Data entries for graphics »

-------------------------

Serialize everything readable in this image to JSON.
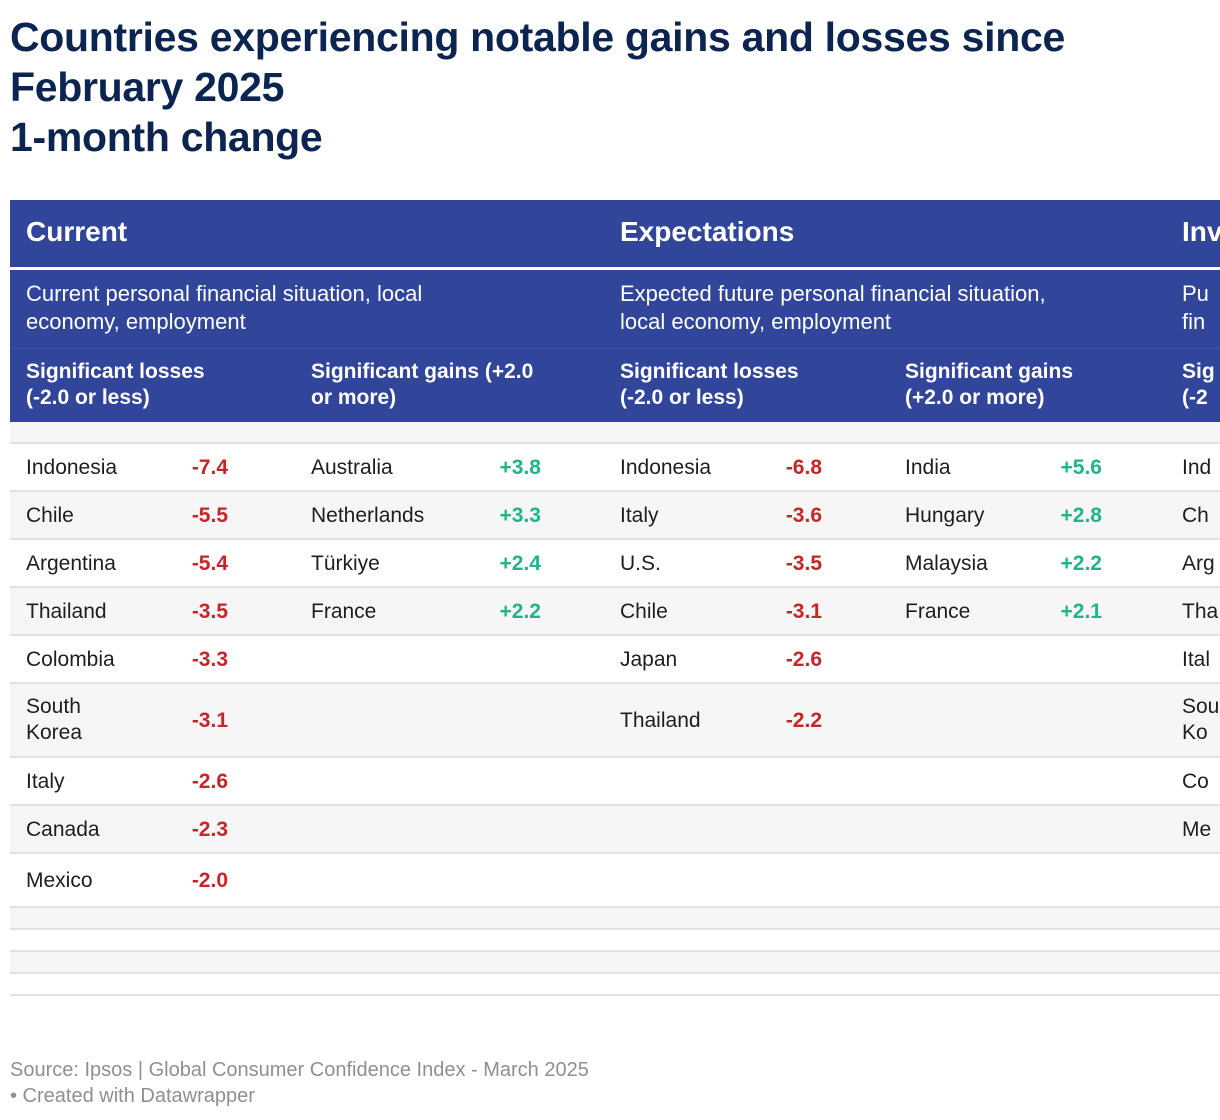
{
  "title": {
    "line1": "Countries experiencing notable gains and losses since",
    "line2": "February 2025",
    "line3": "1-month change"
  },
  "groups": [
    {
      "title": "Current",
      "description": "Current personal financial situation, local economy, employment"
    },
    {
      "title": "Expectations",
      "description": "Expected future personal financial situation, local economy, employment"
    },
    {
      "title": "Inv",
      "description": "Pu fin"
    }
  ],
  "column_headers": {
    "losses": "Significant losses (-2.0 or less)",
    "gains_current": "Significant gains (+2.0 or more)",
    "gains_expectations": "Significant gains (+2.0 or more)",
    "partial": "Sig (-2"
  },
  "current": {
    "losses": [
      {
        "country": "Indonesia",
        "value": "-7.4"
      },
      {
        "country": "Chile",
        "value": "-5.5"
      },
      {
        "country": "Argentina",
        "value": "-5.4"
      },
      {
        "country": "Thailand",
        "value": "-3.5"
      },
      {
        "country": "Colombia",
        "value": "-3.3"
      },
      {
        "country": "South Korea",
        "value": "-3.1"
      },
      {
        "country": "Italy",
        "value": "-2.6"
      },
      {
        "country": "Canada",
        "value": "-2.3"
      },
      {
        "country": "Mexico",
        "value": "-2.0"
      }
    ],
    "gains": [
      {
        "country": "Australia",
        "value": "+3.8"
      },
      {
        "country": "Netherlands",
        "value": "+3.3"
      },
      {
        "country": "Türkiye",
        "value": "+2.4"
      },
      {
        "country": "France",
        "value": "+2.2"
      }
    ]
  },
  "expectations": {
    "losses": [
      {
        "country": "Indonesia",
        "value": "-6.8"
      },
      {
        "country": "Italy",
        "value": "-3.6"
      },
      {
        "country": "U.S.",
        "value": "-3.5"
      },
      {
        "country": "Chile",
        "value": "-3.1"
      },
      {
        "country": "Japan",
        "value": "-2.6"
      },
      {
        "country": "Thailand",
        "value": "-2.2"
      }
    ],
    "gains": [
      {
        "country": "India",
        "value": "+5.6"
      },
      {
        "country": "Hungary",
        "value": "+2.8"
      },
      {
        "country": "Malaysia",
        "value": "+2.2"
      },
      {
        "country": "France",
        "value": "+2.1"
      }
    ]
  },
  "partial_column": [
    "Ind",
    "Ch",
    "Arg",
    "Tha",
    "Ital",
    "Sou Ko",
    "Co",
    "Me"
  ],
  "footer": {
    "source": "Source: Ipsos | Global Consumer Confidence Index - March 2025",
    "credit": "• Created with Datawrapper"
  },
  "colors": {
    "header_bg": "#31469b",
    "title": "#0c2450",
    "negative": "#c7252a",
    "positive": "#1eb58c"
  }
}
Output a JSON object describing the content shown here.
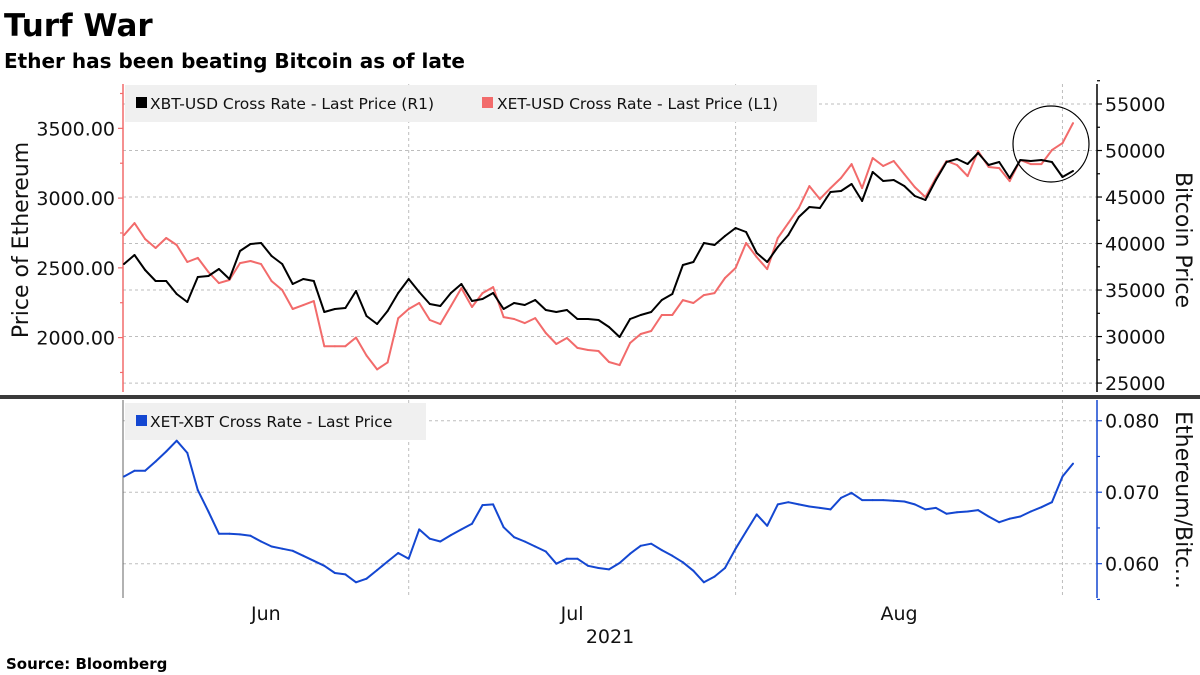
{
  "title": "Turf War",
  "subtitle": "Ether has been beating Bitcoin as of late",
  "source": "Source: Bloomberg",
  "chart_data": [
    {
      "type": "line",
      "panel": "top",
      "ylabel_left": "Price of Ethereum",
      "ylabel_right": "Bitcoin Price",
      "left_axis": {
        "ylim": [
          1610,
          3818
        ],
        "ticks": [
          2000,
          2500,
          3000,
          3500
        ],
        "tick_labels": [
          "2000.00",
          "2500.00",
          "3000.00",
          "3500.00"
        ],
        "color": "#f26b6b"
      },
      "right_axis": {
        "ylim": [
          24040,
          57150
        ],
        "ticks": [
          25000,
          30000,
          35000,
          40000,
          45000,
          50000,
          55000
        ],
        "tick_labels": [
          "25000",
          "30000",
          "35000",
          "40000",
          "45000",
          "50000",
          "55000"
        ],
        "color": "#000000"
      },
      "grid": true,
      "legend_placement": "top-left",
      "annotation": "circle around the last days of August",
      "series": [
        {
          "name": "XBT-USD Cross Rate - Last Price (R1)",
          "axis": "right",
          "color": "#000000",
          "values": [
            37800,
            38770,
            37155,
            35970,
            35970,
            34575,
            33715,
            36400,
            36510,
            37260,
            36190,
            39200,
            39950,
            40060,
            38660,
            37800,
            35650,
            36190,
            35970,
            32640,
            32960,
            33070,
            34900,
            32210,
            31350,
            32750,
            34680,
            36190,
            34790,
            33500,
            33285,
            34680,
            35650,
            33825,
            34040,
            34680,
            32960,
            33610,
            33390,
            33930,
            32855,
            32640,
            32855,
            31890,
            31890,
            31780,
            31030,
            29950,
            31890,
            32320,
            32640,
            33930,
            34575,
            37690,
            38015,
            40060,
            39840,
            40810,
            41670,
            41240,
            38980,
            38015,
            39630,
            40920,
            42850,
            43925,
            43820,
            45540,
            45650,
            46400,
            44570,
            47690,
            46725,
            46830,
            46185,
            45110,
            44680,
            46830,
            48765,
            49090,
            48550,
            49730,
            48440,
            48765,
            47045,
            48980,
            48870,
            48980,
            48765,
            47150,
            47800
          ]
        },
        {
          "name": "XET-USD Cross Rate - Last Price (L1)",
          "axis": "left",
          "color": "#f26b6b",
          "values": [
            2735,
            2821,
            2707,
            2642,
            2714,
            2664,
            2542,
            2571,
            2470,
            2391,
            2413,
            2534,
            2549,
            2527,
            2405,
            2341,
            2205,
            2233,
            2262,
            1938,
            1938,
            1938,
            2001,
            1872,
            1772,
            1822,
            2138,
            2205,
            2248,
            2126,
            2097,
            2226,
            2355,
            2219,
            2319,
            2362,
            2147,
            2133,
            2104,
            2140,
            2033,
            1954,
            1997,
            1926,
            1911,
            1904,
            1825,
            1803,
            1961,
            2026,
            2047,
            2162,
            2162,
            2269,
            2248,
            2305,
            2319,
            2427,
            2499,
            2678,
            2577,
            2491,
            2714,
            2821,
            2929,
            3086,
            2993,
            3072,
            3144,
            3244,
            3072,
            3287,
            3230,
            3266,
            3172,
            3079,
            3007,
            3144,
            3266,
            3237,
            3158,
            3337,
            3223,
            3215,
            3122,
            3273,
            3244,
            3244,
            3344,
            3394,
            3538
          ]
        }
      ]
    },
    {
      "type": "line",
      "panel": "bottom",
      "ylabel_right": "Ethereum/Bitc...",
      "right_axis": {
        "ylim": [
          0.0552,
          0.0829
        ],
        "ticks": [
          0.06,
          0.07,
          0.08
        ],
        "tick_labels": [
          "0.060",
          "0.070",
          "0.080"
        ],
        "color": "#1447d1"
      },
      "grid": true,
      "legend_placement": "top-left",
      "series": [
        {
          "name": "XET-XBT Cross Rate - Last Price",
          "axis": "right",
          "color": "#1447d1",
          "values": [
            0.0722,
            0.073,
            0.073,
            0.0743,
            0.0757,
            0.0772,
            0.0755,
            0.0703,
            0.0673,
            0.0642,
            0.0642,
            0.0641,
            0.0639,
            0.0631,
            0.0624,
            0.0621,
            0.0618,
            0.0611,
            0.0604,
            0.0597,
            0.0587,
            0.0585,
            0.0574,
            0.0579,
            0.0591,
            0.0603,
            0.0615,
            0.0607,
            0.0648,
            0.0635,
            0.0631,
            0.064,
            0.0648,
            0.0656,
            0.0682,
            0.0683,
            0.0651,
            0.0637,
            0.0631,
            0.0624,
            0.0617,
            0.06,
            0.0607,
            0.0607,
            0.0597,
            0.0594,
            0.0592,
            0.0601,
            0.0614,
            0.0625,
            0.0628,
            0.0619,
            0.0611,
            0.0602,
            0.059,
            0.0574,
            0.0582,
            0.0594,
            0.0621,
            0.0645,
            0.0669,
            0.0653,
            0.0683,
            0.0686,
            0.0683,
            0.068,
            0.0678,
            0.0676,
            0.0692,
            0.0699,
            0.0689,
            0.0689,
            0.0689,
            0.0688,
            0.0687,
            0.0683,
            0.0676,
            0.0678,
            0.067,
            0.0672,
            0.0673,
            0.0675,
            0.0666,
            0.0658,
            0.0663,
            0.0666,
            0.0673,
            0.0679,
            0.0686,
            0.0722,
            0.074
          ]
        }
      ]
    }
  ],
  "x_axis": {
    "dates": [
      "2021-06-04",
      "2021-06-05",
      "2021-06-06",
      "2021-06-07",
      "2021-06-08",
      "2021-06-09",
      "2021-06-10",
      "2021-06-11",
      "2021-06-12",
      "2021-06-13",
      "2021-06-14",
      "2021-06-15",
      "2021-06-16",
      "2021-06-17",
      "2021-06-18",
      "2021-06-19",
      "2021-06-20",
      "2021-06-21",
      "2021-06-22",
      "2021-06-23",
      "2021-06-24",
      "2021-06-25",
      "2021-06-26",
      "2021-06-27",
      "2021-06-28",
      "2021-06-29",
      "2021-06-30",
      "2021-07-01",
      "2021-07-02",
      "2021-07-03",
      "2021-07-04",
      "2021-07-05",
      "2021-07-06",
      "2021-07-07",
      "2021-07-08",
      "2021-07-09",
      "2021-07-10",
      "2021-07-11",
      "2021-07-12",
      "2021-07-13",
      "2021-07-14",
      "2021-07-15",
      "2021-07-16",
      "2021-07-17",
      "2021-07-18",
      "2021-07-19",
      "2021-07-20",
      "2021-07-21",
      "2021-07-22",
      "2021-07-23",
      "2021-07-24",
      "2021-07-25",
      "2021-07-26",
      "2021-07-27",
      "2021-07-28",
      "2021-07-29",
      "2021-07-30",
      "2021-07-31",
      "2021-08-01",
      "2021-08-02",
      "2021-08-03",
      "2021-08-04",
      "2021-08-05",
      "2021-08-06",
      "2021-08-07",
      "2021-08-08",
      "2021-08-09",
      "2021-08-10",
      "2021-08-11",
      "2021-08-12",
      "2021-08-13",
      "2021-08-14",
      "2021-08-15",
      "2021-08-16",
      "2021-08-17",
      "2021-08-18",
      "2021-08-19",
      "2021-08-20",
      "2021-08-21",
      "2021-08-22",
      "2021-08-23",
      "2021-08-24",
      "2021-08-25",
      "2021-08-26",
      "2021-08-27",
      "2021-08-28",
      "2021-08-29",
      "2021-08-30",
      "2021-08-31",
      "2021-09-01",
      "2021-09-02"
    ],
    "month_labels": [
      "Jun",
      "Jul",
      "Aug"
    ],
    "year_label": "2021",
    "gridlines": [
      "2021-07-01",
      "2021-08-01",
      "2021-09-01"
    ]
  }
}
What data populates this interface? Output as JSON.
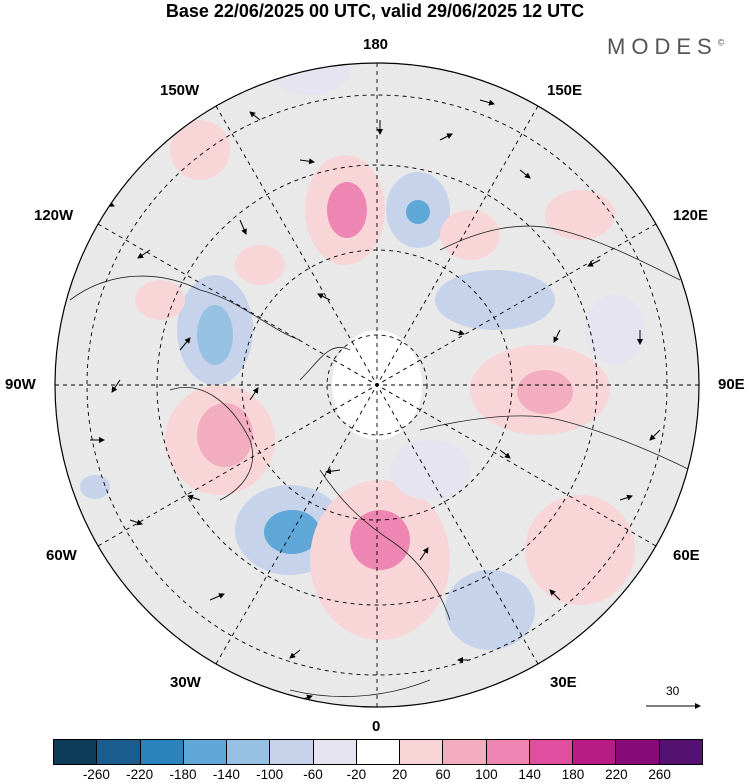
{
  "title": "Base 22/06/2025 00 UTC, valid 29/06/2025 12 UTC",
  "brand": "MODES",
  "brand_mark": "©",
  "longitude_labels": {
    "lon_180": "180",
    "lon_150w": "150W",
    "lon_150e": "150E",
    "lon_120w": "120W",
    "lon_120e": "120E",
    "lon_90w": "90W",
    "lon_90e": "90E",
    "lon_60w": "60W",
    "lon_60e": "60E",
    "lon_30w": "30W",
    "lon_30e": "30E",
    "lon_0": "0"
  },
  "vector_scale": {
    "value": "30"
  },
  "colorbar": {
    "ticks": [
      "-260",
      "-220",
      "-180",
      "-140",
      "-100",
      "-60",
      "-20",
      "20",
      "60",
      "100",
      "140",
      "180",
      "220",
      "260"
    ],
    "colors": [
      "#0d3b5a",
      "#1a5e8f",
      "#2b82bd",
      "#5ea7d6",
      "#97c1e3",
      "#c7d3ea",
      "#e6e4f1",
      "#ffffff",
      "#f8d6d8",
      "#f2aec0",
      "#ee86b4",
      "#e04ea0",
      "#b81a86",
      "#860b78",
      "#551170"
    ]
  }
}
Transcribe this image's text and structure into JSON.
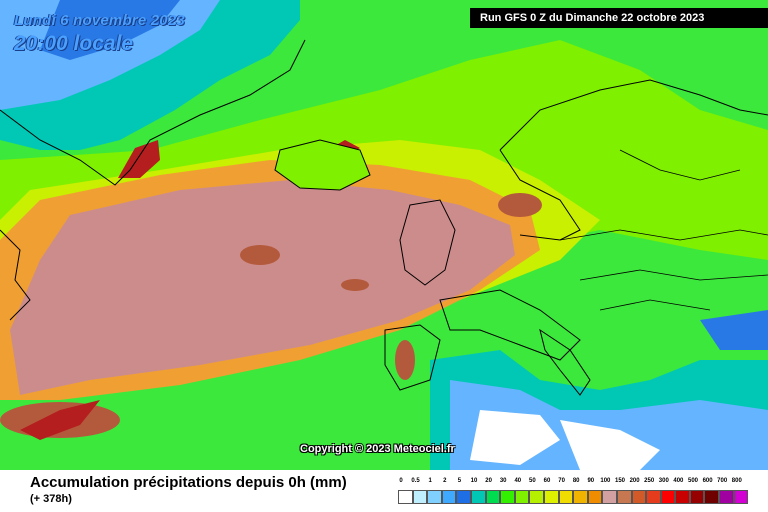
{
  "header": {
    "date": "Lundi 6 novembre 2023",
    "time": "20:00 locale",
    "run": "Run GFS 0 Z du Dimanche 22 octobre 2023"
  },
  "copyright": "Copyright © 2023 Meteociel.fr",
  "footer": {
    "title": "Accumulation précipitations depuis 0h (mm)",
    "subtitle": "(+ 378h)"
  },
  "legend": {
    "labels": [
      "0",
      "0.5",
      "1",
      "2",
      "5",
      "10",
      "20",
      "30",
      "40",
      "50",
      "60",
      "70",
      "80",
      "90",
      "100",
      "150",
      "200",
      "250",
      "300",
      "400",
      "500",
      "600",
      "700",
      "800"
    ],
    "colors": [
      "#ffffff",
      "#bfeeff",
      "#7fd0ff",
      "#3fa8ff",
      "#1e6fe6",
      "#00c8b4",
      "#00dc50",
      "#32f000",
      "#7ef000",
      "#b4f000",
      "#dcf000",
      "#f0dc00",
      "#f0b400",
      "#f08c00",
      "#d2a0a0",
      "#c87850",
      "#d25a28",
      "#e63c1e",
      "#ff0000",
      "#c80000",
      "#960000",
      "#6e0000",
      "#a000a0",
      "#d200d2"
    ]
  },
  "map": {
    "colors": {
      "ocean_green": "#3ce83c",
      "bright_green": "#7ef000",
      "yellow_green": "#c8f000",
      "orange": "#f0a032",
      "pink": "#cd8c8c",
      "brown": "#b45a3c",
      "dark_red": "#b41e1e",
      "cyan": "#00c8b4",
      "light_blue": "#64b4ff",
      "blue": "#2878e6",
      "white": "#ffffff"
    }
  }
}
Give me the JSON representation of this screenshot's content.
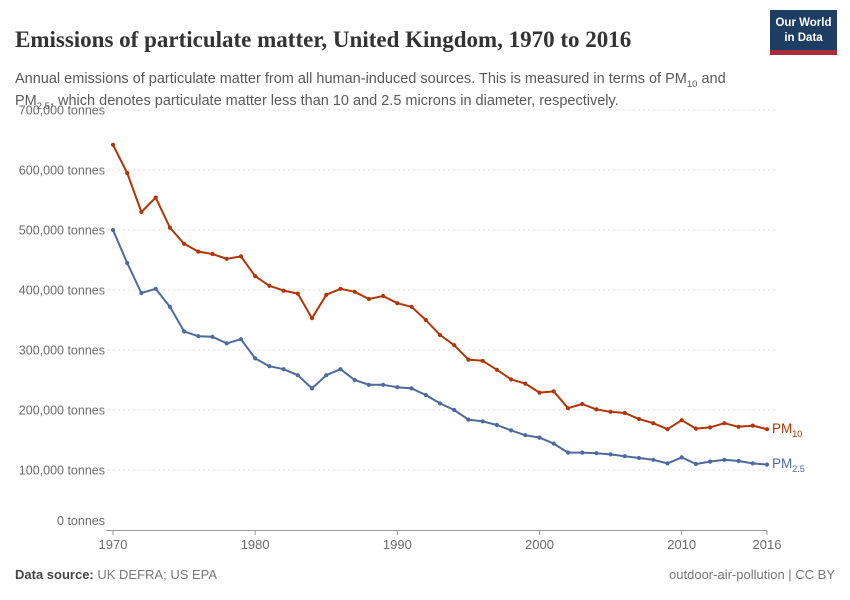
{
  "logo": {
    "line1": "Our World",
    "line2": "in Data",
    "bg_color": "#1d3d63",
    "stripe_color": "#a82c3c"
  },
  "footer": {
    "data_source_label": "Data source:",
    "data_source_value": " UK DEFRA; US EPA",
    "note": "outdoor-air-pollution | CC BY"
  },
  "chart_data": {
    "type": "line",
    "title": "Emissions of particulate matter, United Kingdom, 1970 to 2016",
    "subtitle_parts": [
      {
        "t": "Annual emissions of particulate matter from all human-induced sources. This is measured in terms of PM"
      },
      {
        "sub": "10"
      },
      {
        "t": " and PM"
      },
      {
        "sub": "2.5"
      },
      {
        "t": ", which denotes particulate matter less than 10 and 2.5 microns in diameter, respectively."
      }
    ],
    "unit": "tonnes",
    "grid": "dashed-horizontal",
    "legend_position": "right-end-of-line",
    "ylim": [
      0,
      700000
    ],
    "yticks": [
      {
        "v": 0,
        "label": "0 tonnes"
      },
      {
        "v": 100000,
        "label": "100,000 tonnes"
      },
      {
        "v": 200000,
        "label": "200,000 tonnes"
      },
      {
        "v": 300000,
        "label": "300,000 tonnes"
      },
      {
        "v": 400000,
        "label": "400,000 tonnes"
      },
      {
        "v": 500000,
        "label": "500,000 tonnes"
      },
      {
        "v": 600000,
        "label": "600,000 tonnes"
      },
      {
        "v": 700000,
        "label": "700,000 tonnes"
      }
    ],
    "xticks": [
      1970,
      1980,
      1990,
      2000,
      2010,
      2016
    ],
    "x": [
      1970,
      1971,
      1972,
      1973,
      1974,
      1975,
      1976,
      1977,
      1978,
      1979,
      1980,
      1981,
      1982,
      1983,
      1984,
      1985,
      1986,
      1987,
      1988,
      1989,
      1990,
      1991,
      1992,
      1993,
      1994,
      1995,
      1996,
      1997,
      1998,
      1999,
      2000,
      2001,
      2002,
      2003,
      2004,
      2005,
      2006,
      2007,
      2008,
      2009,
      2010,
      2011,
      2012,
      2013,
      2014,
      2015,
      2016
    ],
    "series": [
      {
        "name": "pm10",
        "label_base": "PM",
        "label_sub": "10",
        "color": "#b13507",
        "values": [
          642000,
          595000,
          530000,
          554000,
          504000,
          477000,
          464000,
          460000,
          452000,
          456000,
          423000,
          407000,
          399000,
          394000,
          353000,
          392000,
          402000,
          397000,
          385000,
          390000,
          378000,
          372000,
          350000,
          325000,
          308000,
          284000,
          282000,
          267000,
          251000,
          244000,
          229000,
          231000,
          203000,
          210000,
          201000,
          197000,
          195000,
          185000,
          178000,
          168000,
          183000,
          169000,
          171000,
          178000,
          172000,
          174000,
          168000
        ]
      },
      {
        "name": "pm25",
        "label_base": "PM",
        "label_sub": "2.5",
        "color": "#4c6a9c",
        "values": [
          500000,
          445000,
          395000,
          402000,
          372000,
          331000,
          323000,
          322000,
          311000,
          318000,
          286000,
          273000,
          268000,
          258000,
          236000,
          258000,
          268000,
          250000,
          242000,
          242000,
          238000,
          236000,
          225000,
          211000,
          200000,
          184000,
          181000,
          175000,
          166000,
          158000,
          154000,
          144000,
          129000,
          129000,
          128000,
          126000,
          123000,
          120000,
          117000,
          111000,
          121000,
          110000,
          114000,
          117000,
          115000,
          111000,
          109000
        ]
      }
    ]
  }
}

-------------------------

Objective » Copy every line in the records above that contains the word "Price".

Solved exercise »
      "ylabel_left": "Price of Ethereum",
      "ylabel_right": "Bitcoin Price",
          "name": "XBT-USD Cross Rate - Last Price (R1)",
          "name": "XET-USD Cross Rate - Last Price (L1)",
          "name": "XET-XBT Cross Rate - Last Price",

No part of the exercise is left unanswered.